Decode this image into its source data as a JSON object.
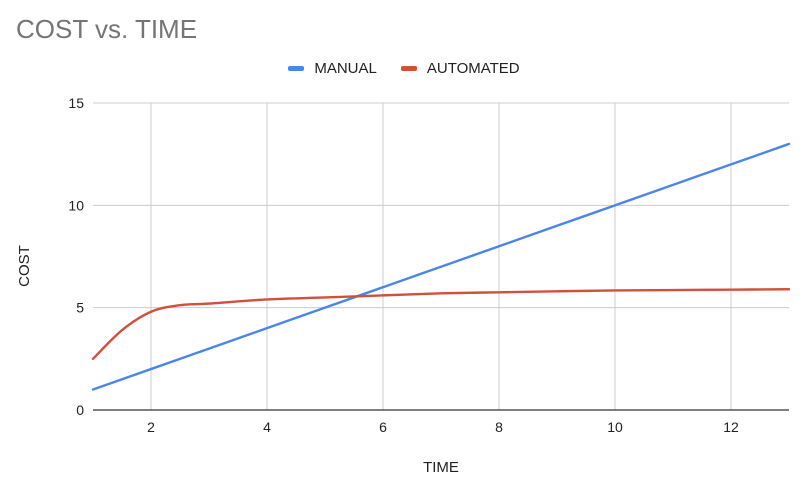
{
  "chart_data": {
    "type": "line",
    "title": "COST vs. TIME",
    "xlabel": "TIME",
    "ylabel": "COST",
    "xlim": [
      1,
      13
    ],
    "ylim": [
      0,
      15
    ],
    "x_ticks": [
      2,
      4,
      6,
      8,
      10,
      12
    ],
    "y_ticks": [
      0,
      5,
      10,
      15
    ],
    "grid": true,
    "legend_position": "top",
    "series": [
      {
        "name": "MANUAL",
        "color": "#4a86e8",
        "x": [
          1,
          2,
          3,
          4,
          5,
          6,
          7,
          8,
          9,
          10,
          11,
          12,
          13
        ],
        "values": [
          1,
          2,
          3,
          4,
          5,
          6,
          7,
          8,
          9,
          10,
          11,
          12,
          13
        ]
      },
      {
        "name": "AUTOMATED",
        "color": "#d1503a",
        "x": [
          1,
          1.5,
          2,
          2.5,
          3,
          4,
          5,
          6,
          7,
          8,
          9,
          10,
          11,
          12,
          13
        ],
        "values": [
          2.5,
          3.9,
          4.8,
          5.12,
          5.2,
          5.4,
          5.5,
          5.6,
          5.7,
          5.75,
          5.8,
          5.84,
          5.86,
          5.88,
          5.9
        ]
      }
    ]
  }
}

# # #

EXERCISE GOAL » Omit every picture, then reproduce the rest of the listing exactly.

ANSWER FOR THIS EXERCISE »
Decode this image into its source data as a JSON object.
{
  "chart_data": {
    "type": "line",
    "title": "COST vs. TIME",
    "xlabel": "TIME",
    "ylabel": "COST",
    "xlim": [
      1,
      13
    ],
    "ylim": [
      0,
      15
    ],
    "x_ticks": [
      2,
      4,
      6,
      8,
      10,
      12
    ],
    "y_ticks": [
      0,
      5,
      10,
      15
    ],
    "grid": true,
    "legend_position": "top",
    "series": [
      {
        "name": "MANUAL",
        "color": "#4a86e8",
        "x": [
          1,
          2,
          3,
          4,
          5,
          6,
          7,
          8,
          9,
          10,
          11,
          12,
          13
        ],
        "values": [
          1,
          2,
          3,
          4,
          5,
          6,
          7,
          8,
          9,
          10,
          11,
          12,
          13
        ]
      },
      {
        "name": "AUTOMATED",
        "color": "#d1503a",
        "x": [
          1,
          1.5,
          2,
          2.5,
          3,
          4,
          5,
          6,
          7,
          8,
          9,
          10,
          11,
          12,
          13
        ],
        "values": [
          2.5,
          3.9,
          4.8,
          5.12,
          5.2,
          5.4,
          5.5,
          5.6,
          5.7,
          5.75,
          5.8,
          5.84,
          5.86,
          5.88,
          5.9
        ]
      }
    ]
  }
}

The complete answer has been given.